-- Start of ITEMS --

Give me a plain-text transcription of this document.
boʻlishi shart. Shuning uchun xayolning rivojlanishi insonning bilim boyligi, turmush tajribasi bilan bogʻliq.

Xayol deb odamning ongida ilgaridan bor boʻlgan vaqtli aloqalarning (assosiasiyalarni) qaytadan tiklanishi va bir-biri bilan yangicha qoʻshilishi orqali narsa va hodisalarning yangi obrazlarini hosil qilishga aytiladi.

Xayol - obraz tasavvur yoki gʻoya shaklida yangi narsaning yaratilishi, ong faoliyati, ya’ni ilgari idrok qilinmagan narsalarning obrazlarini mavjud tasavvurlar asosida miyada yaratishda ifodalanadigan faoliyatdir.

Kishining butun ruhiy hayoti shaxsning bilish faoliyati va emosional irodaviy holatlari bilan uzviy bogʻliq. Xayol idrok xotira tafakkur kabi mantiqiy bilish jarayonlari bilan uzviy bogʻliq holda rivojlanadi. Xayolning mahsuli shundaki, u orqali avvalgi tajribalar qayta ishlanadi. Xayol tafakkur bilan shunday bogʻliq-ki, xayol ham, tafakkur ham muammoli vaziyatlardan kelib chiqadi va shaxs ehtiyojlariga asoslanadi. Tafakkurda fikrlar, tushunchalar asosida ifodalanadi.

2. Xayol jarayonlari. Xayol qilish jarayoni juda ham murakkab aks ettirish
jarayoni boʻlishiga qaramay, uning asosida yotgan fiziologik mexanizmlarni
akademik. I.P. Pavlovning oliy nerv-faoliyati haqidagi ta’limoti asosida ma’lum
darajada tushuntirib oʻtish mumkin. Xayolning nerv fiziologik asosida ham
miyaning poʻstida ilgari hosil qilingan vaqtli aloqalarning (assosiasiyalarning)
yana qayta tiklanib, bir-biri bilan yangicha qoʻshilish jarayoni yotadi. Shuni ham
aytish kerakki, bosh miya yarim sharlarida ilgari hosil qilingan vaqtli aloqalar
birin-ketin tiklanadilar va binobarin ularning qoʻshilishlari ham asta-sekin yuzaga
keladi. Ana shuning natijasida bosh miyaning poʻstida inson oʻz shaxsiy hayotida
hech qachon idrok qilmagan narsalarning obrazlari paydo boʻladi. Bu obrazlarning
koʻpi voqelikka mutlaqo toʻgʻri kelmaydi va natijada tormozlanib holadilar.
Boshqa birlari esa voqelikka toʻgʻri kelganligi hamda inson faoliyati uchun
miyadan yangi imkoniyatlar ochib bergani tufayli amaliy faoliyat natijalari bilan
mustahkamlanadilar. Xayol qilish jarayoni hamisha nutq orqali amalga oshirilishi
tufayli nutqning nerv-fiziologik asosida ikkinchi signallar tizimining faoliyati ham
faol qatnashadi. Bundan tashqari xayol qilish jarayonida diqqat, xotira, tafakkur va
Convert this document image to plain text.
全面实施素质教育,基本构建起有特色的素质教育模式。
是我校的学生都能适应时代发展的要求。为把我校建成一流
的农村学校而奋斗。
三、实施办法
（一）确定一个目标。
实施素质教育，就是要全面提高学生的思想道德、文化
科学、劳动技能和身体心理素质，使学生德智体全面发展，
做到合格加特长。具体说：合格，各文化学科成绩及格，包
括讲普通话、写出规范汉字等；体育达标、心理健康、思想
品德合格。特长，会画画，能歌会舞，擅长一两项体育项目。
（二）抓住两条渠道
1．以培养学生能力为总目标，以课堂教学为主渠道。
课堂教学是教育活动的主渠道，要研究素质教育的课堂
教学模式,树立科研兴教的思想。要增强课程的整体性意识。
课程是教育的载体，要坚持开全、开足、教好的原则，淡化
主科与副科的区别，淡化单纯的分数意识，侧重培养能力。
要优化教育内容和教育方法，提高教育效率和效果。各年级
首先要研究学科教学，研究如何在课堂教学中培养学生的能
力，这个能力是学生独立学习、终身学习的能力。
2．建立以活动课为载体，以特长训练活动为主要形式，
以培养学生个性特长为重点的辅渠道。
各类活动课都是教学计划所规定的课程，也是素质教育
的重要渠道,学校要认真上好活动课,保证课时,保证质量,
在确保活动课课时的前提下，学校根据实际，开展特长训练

-- End of ITEMS --

STATED PROBLEM:
Your task is to quote all of the data word for word.

EXERCISE OUTPUT:
Give me a plain-text transcription of this document.
boʻlishi shart. Shuning uchun xayolning rivojlanishi insonning bilim boyligi, turmush tajribasi bilan bogʻliq.

Xayol deb odamning ongida ilgaridan bor boʻlgan vaqtli aloqalarning (assosiasiyalarni) qaytadan tiklanishi va bir-biri bilan yangicha qoʻshilishi orqali narsa va hodisalarning yangi obrazlarini hosil qilishga aytiladi.

Xayol - obraz tasavvur yoki gʻoya shaklida yangi narsaning yaratilishi, ong faoliyati, ya’ni ilgari idrok qilinmagan narsalarning obrazlarini mavjud tasavvurlar asosida miyada yaratishda ifodalanadigan faoliyatdir.

Kishining butun ruhiy hayoti shaxsning bilish faoliyati va emosional irodaviy holatlari bilan uzviy bogʻliq. Xayol idrok xotira tafakkur kabi mantiqiy bilish jarayonlari bilan uzviy bogʻliq holda rivojlanadi. Xayolning mahsuli shundaki, u orqali avvalgi tajribalar qayta ishlanadi. Xayol tafakkur bilan shunday bogʻliq-ki, xayol ham, tafakkur ham muammoli vaziyatlardan kelib chiqadi va shaxs ehtiyojlariga asoslanadi. Tafakkurda fikrlar, tushunchalar asosida ifodalanadi.

2. Xayol jarayonlari. Xayol qilish jarayoni juda ham murakkab aks ettirish
jarayoni boʻlishiga qaramay, uning asosida yotgan fiziologik mexanizmlarni
akademik. I.P. Pavlovning oliy nerv-faoliyati haqidagi ta’limoti asosida ma’lum
darajada tushuntirib oʻtish mumkin. Xayolning nerv fiziologik asosida ham
miyaning poʻstida ilgari hosil qilingan vaqtli aloqalarning (assosiasiyalarning)
yana qayta tiklanib, bir-biri bilan yangicha qoʻshilish jarayoni yotadi. Shuni ham
aytish kerakki, bosh miya yarim sharlarida ilgari hosil qilingan vaqtli aloqalar
birin-ketin tiklanadilar va binobarin ularning qoʻshilishlari ham asta-sekin yuzaga
keladi. Ana shuning natijasida bosh miyaning poʻstida inson oʻz shaxsiy hayotida
hech qachon idrok qilmagan narsalarning obrazlari paydo boʻladi. Bu obrazlarning
koʻpi voqelikka mutlaqo toʻgʻri kelmaydi va natijada tormozlanib holadilar.
Boshqa birlari esa voqelikka toʻgʻri kelganligi hamda inson faoliyati uchun
miyadan yangi imkoniyatlar ochib bergani tufayli amaliy faoliyat natijalari bilan
mustahkamlanadilar. Xayol qilish jarayoni hamisha nutq orqali amalga oshirilishi
tufayli nutqning nerv-fiziologik asosida ikkinchi signallar tizimining faoliyati ham
faol qatnashadi. Bundan tashqari xayol qilish jarayonida diqqat, xotira, tafakkur va
Convert this document image to plain text.
全面实施素质教育,基本构建起有特色的素质教育模式。
是我校的学生都能适应时代发展的要求。为把我校建成一流
的农村学校而奋斗。
三、实施办法
（一）确定一个目标。
实施素质教育，就是要全面提高学生的思想道德、文化
科学、劳动技能和身体心理素质，使学生德智体全面发展，
做到合格加特长。具体说：合格，各文化学科成绩及格，包
括讲普通话、写出规范汉字等；体育达标、心理健康、思想
品德合格。特长，会画画，能歌会舞，擅长一两项体育项目。
（二）抓住两条渠道
1．以培养学生能力为总目标，以课堂教学为主渠道。
课堂教学是教育活动的主渠道，要研究素质教育的课堂
教学模式,树立科研兴教的思想。要增强课程的整体性意识。
课程是教育的载体，要坚持开全、开足、教好的原则，淡化
主科与副科的区别，淡化单纯的分数意识，侧重培养能力。
要优化教育内容和教育方法，提高教育效率和效果。各年级
首先要研究学科教学，研究如何在课堂教学中培养学生的能
力，这个能力是学生独立学习、终身学习的能力。
2．建立以活动课为载体，以特长训练活动为主要形式，
以培养学生个性特长为重点的辅渠道。
各类活动课都是教学计划所规定的课程，也是素质教育
的重要渠道,学校要认真上好活动课,保证课时,保证质量,
在确保活动课课时的前提下，学校根据实际，开展特长训练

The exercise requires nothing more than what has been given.